DIRECTIONS FOR THIS TASK: Reproduce the records below in their entirety, character for character.

RECORD EXCERPTS:
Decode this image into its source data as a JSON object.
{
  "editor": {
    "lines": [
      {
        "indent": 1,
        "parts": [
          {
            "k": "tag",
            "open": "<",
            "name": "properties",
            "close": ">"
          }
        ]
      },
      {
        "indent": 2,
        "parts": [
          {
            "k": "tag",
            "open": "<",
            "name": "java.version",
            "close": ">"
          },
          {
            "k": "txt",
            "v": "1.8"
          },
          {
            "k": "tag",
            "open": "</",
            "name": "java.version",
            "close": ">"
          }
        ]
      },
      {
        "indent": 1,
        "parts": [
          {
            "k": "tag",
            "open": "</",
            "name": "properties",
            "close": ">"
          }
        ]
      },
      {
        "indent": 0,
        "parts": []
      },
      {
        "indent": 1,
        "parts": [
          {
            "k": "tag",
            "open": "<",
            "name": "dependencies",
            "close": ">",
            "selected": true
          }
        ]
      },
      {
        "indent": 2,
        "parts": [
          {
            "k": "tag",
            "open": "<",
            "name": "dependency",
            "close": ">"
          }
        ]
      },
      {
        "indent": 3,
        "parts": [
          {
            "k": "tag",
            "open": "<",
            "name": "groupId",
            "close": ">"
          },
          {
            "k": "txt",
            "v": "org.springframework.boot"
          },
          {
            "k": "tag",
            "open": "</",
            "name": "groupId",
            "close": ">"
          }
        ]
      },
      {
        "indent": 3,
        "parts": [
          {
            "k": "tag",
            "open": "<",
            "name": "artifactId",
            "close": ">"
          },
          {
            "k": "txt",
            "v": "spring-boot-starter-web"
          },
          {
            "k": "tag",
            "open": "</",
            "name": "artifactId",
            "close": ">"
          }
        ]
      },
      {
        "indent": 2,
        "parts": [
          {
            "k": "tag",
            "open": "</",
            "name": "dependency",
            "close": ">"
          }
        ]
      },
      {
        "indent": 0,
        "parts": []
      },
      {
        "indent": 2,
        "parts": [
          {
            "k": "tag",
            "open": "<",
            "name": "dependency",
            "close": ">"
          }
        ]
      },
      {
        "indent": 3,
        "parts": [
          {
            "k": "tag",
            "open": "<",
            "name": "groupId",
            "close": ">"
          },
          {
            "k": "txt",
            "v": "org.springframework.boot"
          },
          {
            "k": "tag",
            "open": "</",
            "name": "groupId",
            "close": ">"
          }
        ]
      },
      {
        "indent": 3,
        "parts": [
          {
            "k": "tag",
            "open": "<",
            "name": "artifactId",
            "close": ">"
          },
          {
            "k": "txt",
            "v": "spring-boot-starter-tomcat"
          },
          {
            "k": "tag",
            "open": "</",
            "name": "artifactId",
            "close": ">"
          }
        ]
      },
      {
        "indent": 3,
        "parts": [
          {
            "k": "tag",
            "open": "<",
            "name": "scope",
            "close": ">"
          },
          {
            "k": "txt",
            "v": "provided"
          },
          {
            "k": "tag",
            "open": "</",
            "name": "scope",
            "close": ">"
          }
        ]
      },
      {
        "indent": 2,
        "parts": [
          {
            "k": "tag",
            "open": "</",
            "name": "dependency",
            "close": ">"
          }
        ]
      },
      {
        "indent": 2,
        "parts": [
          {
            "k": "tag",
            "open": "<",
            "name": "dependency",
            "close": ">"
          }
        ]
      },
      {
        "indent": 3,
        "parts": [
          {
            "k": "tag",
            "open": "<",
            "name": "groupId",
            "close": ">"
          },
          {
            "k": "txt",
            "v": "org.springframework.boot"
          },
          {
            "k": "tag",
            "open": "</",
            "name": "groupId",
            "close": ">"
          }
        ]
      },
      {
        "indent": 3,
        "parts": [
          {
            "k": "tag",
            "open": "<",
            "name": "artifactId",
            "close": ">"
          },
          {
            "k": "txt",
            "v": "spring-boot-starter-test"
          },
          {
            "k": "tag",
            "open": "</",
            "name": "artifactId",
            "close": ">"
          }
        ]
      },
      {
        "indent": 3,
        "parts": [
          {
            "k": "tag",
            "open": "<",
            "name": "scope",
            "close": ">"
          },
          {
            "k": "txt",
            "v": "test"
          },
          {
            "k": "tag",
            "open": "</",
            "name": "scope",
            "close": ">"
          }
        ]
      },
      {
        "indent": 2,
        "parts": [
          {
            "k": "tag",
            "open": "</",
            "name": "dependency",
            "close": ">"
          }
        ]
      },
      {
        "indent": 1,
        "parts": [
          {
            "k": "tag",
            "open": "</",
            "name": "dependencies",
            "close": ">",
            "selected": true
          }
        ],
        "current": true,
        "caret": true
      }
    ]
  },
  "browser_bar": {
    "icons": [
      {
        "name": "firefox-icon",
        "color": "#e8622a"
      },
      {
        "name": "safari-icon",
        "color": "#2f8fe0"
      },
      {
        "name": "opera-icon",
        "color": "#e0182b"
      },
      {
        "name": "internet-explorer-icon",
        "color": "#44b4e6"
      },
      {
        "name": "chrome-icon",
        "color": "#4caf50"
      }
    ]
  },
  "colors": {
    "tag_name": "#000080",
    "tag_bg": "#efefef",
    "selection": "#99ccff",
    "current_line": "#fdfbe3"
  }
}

ANSWER BELOW:
Decode this image into its source data as a JSON object.
{
  "editor": {
    "lines": [
      {
        "indent": 1,
        "parts": [
          {
            "k": "tag",
            "open": "<",
            "name": "properties",
            "close": ">"
          }
        ]
      },
      {
        "indent": 2,
        "parts": [
          {
            "k": "tag",
            "open": "<",
            "name": "java.version",
            "close": ">"
          },
          {
            "k": "txt",
            "v": "1.8"
          },
          {
            "k": "tag",
            "open": "</",
            "name": "java.version",
            "close": ">"
          }
        ]
      },
      {
        "indent": 1,
        "parts": [
          {
            "k": "tag",
            "open": "</",
            "name": "properties",
            "close": ">"
          }
        ]
      },
      {
        "indent": 0,
        "parts": []
      },
      {
        "indent": 1,
        "parts": [
          {
            "k": "tag",
            "open": "<",
            "name": "dependencies",
            "close": ">",
            "selected": true
          }
        ]
      },
      {
        "indent": 2,
        "parts": [
          {
            "k": "tag",
            "open": "<",
            "name": "dependency",
            "close": ">"
          }
        ]
      },
      {
        "indent": 3,
        "parts": [
          {
            "k": "tag",
            "open": "<",
            "name": "groupId",
            "close": ">"
          },
          {
            "k": "txt",
            "v": "org.springframework.boot"
          },
          {
            "k": "tag",
            "open": "</",
            "name": "groupId",
            "close": ">"
          }
        ]
      },
      {
        "indent": 3,
        "parts": [
          {
            "k": "tag",
            "open": "<",
            "name": "artifactId",
            "close": ">"
          },
          {
            "k": "txt",
            "v": "spring-boot-starter-web"
          },
          {
            "k": "tag",
            "open": "</",
            "name": "artifactId",
            "close": ">"
          }
        ]
      },
      {
        "indent": 2,
        "parts": [
          {
            "k": "tag",
            "open": "</",
            "name": "dependency",
            "close": ">"
          }
        ]
      },
      {
        "indent": 0,
        "parts": []
      },
      {
        "indent": 2,
        "parts": [
          {
            "k": "tag",
            "open": "<",
            "name": "dependency",
            "close": ">"
          }
        ]
      },
      {
        "indent": 3,
        "parts": [
          {
            "k": "tag",
            "open": "<",
            "name": "groupId",
            "close": ">"
          },
          {
            "k": "txt",
            "v": "org.springframework.boot"
          },
          {
            "k": "tag",
            "open": "</",
            "name": "groupId",
            "close": ">"
          }
        ]
      },
      {
        "indent": 3,
        "parts": [
          {
            "k": "tag",
            "open": "<",
            "name": "artifactId",
            "close": ">"
          },
          {
            "k": "txt",
            "v": "spring-boot-starter-tomcat"
          },
          {
            "k": "tag",
            "open": "</",
            "name": "artifactId",
            "close": ">"
          }
        ]
      },
      {
        "indent": 3,
        "parts": [
          {
            "k": "tag",
            "open": "<",
            "name": "scope",
            "close": ">"
          },
          {
            "k": "txt",
            "v": "provided"
          },
          {
            "k": "tag",
            "open": "</",
            "name": "scope",
            "close": ">"
          }
        ]
      },
      {
        "indent": 2,
        "parts": [
          {
            "k": "tag",
            "open": "</",
            "name": "dependency",
            "close": ">"
          }
        ]
      },
      {
        "indent": 2,
        "parts": [
          {
            "k": "tag",
            "open": "<",
            "name": "dependency",
            "close": ">"
          }
        ]
      },
      {
        "indent": 3,
        "parts": [
          {
            "k": "tag",
            "open": "<",
            "name": "groupId",
            "close": ">"
          },
          {
            "k": "txt",
            "v": "org.springframework.boot"
          },
          {
            "k": "tag",
            "open": "</",
            "name": "groupId",
            "close": ">"
          }
        ]
      },
      {
        "indent": 3,
        "parts": [
          {
            "k": "tag",
            "open": "<",
            "name": "artifactId",
            "close": ">"
          },
          {
            "k": "txt",
            "v": "spring-boot-starter-test"
          },
          {
            "k": "tag",
            "open": "</",
            "name": "artifactId",
            "close": ">"
          }
        ]
      },
      {
        "indent": 3,
        "parts": [
          {
            "k": "tag",
            "open": "<",
            "name": "scope",
            "close": ">"
          },
          {
            "k": "txt",
            "v": "test"
          },
          {
            "k": "tag",
            "open": "</",
            "name": "scope",
            "close": ">"
          }
        ]
      },
      {
        "indent": 2,
        "parts": [
          {
            "k": "tag",
            "open": "</",
            "name": "dependency",
            "close": ">"
          }
        ]
      },
      {
        "indent": 1,
        "parts": [
          {
            "k": "tag",
            "open": "</",
            "name": "dependencies",
            "close": ">",
            "selected": true
          }
        ],
        "current": true,
        "caret": true
      }
    ]
  },
  "browser_bar": {
    "icons": [
      {
        "name": "firefox-icon",
        "color": "#e8622a"
      },
      {
        "name": "safari-icon",
        "color": "#2f8fe0"
      },
      {
        "name": "opera-icon",
        "color": "#e0182b"
      },
      {
        "name": "internet-explorer-icon",
        "color": "#44b4e6"
      },
      {
        "name": "chrome-icon",
        "color": "#4caf50"
      }
    ]
  },
  "colors": {
    "tag_name": "#000080",
    "tag_bg": "#efefef",
    "selection": "#99ccff",
    "current_line": "#fdfbe3"
  }
}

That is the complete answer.